● **Exercise description**:
Each line of the data that includes the string "this" is to be copied out.

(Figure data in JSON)
◇ ◇ ◇ ◇ ◇

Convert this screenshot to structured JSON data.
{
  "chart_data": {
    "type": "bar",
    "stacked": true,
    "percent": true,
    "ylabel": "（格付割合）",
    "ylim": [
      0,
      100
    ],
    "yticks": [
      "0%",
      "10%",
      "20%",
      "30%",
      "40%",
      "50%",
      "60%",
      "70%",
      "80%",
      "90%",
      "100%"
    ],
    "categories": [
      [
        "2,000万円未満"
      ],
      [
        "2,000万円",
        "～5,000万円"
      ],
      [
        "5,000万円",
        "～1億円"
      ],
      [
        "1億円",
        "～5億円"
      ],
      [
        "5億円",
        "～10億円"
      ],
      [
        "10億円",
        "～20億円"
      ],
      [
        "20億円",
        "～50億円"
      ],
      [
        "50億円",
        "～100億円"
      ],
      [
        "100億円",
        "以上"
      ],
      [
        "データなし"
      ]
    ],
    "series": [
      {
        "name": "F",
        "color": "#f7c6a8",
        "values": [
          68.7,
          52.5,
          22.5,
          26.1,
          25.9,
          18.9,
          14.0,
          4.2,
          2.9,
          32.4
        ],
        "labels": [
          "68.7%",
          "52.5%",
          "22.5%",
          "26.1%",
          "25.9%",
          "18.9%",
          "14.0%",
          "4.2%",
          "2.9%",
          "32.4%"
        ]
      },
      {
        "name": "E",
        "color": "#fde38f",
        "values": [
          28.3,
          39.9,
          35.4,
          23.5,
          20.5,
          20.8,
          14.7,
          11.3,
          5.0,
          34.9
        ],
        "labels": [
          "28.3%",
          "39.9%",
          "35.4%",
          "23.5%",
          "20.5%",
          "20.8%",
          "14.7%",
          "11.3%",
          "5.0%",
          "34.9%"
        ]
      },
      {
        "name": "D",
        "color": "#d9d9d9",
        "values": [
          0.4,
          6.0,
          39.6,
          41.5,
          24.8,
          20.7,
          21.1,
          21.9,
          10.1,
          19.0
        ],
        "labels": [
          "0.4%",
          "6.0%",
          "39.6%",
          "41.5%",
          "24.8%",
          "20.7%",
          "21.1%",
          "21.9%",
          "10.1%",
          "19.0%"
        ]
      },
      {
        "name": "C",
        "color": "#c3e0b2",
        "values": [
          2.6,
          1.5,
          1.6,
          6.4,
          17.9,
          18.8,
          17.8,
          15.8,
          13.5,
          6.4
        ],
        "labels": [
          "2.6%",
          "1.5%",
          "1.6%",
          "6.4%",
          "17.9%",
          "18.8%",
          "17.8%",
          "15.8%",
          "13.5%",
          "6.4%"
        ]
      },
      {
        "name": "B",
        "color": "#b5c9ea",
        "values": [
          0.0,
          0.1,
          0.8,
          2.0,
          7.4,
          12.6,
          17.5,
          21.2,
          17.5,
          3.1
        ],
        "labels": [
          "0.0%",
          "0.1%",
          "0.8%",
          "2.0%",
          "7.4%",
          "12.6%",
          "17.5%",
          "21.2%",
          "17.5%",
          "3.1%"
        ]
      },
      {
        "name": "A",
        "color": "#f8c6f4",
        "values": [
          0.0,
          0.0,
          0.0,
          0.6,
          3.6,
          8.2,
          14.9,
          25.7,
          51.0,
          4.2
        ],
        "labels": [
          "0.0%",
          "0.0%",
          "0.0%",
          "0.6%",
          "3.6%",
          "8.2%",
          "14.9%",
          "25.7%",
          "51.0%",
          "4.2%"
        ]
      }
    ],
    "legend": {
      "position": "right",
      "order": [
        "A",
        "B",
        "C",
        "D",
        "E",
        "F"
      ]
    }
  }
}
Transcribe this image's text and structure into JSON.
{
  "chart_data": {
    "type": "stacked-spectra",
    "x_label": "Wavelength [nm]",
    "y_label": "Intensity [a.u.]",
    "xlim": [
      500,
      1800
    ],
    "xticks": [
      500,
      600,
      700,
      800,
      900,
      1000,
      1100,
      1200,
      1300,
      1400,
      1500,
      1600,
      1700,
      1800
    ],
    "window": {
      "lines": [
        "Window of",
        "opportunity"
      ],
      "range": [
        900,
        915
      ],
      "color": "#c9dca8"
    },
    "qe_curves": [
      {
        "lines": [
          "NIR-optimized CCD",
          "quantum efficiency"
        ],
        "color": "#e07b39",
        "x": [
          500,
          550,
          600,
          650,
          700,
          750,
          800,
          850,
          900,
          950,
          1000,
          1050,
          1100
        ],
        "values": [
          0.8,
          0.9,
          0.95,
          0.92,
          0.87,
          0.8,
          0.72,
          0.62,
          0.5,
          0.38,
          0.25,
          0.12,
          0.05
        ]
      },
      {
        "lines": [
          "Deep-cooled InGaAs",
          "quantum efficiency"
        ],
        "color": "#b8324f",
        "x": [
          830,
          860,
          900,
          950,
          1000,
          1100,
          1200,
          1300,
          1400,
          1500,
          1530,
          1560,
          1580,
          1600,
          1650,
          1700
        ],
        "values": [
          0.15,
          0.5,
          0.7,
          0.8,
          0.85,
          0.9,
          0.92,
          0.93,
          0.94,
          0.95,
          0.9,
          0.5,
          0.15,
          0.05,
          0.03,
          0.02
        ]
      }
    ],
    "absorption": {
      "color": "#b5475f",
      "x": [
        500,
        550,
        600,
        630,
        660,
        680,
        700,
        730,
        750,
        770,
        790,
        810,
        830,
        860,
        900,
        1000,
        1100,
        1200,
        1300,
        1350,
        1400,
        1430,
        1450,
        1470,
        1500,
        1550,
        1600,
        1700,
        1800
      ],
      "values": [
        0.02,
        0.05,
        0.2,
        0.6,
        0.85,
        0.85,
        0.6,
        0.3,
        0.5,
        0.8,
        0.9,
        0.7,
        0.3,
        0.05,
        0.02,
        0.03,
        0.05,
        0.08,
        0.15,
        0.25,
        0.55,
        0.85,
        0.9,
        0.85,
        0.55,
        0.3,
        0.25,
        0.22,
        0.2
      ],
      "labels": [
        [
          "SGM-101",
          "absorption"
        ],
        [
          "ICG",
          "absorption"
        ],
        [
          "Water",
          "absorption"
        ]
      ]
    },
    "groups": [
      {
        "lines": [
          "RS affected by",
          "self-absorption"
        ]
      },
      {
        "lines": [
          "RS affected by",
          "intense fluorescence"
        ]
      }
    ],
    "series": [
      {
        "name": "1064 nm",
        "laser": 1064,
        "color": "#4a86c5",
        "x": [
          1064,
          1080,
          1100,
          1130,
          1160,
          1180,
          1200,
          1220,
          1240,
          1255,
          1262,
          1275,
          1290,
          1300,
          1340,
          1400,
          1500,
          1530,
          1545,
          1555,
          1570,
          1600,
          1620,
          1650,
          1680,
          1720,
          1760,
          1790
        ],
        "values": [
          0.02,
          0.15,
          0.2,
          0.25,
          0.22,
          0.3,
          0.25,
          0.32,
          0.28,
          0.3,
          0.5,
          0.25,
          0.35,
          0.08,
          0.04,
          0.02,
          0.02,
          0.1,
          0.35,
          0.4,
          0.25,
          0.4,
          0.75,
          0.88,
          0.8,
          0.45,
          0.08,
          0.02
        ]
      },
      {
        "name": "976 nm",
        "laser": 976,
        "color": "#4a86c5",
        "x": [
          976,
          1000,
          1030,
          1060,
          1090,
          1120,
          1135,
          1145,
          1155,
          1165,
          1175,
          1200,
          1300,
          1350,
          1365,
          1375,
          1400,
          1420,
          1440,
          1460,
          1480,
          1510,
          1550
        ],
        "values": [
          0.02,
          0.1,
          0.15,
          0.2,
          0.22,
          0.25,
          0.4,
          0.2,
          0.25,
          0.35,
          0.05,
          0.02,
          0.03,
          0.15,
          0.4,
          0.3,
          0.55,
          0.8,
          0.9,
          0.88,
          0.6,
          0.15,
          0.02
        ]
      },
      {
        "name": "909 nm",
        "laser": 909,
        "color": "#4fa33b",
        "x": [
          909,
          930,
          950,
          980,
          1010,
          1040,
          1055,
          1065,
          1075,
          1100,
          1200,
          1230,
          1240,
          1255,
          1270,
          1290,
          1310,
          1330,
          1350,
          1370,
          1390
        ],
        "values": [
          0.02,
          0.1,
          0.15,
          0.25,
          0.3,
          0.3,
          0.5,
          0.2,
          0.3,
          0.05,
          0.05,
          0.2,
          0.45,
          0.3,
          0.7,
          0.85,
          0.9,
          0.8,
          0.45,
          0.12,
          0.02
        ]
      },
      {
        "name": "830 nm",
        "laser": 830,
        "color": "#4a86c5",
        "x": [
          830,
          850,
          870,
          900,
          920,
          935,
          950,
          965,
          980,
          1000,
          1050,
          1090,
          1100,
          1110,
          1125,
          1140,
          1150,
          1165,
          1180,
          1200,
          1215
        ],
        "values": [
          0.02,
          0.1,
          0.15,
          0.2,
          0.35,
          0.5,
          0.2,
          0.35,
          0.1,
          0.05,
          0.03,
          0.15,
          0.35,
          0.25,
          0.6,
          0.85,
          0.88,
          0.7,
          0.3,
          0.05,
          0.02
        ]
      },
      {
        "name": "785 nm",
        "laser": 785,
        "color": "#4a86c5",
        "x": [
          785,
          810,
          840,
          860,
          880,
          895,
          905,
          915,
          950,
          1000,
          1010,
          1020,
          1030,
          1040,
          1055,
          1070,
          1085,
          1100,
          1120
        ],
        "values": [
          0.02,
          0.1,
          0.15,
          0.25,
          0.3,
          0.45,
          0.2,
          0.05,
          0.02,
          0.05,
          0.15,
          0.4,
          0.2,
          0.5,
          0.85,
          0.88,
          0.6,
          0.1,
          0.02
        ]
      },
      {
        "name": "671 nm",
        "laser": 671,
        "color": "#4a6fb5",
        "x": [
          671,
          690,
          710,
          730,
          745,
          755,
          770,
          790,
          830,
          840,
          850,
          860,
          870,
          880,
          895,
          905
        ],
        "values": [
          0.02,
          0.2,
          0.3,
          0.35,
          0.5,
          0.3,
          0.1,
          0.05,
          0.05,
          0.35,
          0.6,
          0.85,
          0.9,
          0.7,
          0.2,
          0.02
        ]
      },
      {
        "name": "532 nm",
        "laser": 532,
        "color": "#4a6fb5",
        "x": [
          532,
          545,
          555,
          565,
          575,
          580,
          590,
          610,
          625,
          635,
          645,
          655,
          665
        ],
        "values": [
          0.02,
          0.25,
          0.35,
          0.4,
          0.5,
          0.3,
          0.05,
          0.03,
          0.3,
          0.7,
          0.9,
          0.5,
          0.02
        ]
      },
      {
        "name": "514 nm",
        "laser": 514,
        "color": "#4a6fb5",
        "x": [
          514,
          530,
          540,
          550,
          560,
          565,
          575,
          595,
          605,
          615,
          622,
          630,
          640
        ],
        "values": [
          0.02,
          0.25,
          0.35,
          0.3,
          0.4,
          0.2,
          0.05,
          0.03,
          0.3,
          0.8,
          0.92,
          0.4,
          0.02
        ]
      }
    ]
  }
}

◇ ◇ ◇ ◇ ◇

● **Output of the exercise**:
Convert this screenshot to structured JSON data.
Transcribe this image's text and structure into JSON.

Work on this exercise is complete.